WORK REQUIRED. Make an exact copy of all the entries, with the pictures left out.

RECORDS SHOWN.

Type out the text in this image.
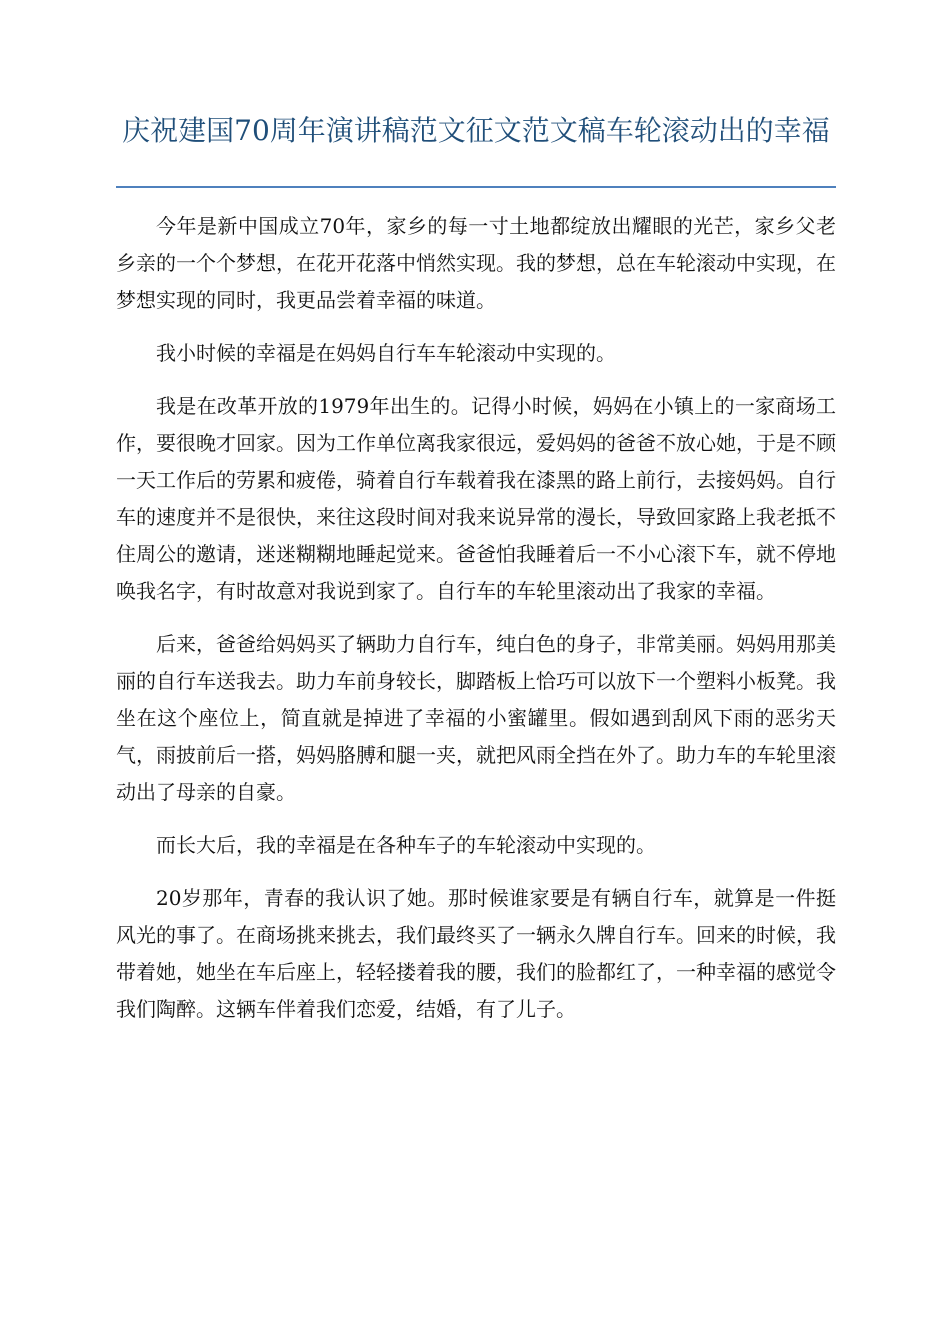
庆祝建国70周年演讲稿范文征文范文稿车轮滚动出的幸福

今年是新中国成立70年，家乡的每一寸土地都绽放出耀眼的光芒，家乡父老乡亲的一个个梦想，在花开花落中悄然实现。我的梦想，总在车轮滚动中实现，在梦想实现的同时，我更品尝着幸福的味道。

我小时候的幸福是在妈妈自行车车轮滚动中实现的。

我是在改革开放的1979年出生的。记得小时候，妈妈在小镇上的一家商场工作，要很晚才回家。因为工作单位离我家很远，爱妈妈的爸爸不放心她，于是不顾一天工作后的劳累和疲倦，骑着自行车载着我在漆黑的路上前行，去接妈妈。自行车的速度并不是很快，来往这段时间对我来说异常的漫长，导致回家路上我老抵不住周公的邀请，迷迷糊糊地睡起觉来。爸爸怕我睡着后一不小心滚下车，就不停地唤我名字，有时故意对我说到家了。自行车的车轮里滚动出了我家的幸福。

后来，爸爸给妈妈买了辆助力自行车，纯白色的身子，非常美丽。妈妈用那美丽的自行车送我去。助力车前身较长，脚踏板上恰巧可以放下一个塑料小板凳。我坐在这个座位上，简直就是掉进了幸福的小蜜罐里。假如遇到刮风下雨的恶劣天气，雨披前后一搭，妈妈胳膊和腿一夹，就把风雨全挡在外了。助力车的车轮里滚动出了母亲的自豪。

而长大后，我的幸福是在各种车子的车轮滚动中实现的。

20岁那年，青春的我认识了她。那时候谁家要是有辆自行车，就算是一件挺风光的事了。在商场挑来挑去，我们最终买了一辆永久牌自行车。回来的时候，我带着她，她坐在车后座上，轻轻搂着我的腰，我们的脸都红了，一种幸福的感觉令我们陶醉。这辆车伴着我们恋爱，结婚，有了儿子。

EXERCISE OUTPUT.
Type out the text in this image.
庆祝建国70周年演讲稿范文征文范文稿车轮滚动出的幸福

今年是新中国成立70年，家乡的每一寸土地都绽放出耀眼的光芒，家乡父老乡亲的一个个梦想，在花开花落中悄然实现。我的梦想，总在车轮滚动中实现，在梦想实现的同时，我更品尝着幸福的味道。

我小时候的幸福是在妈妈自行车车轮滚动中实现的。

我是在改革开放的1979年出生的。记得小时候，妈妈在小镇上的一家商场工作，要很晚才回家。因为工作单位离我家很远，爱妈妈的爸爸不放心她，于是不顾一天工作后的劳累和疲倦，骑着自行车载着我在漆黑的路上前行，去接妈妈。自行车的速度并不是很快，来往这段时间对我来说异常的漫长，导致回家路上我老抵不住周公的邀请，迷迷糊糊地睡起觉来。爸爸怕我睡着后一不小心滚下车，就不停地唤我名字，有时故意对我说到家了。自行车的车轮里滚动出了我家的幸福。

后来，爸爸给妈妈买了辆助力自行车，纯白色的身子，非常美丽。妈妈用那美丽的自行车送我去。助力车前身较长，脚踏板上恰巧可以放下一个塑料小板凳。我坐在这个座位上，简直就是掉进了幸福的小蜜罐里。假如遇到刮风下雨的恶劣天气，雨披前后一搭，妈妈胳膊和腿一夹，就把风雨全挡在外了。助力车的车轮里滚动出了母亲的自豪。

而长大后，我的幸福是在各种车子的车轮滚动中实现的。

20岁那年，青春的我认识了她。那时候谁家要是有辆自行车，就算是一件挺风光的事了。在商场挑来挑去，我们最终买了一辆永久牌自行车。回来的时候，我带着她，她坐在车后座上，轻轻搂着我的腰，我们的脸都红了，一种幸福的感觉令我们陶醉。这辆车伴着我们恋爱，结婚，有了儿子。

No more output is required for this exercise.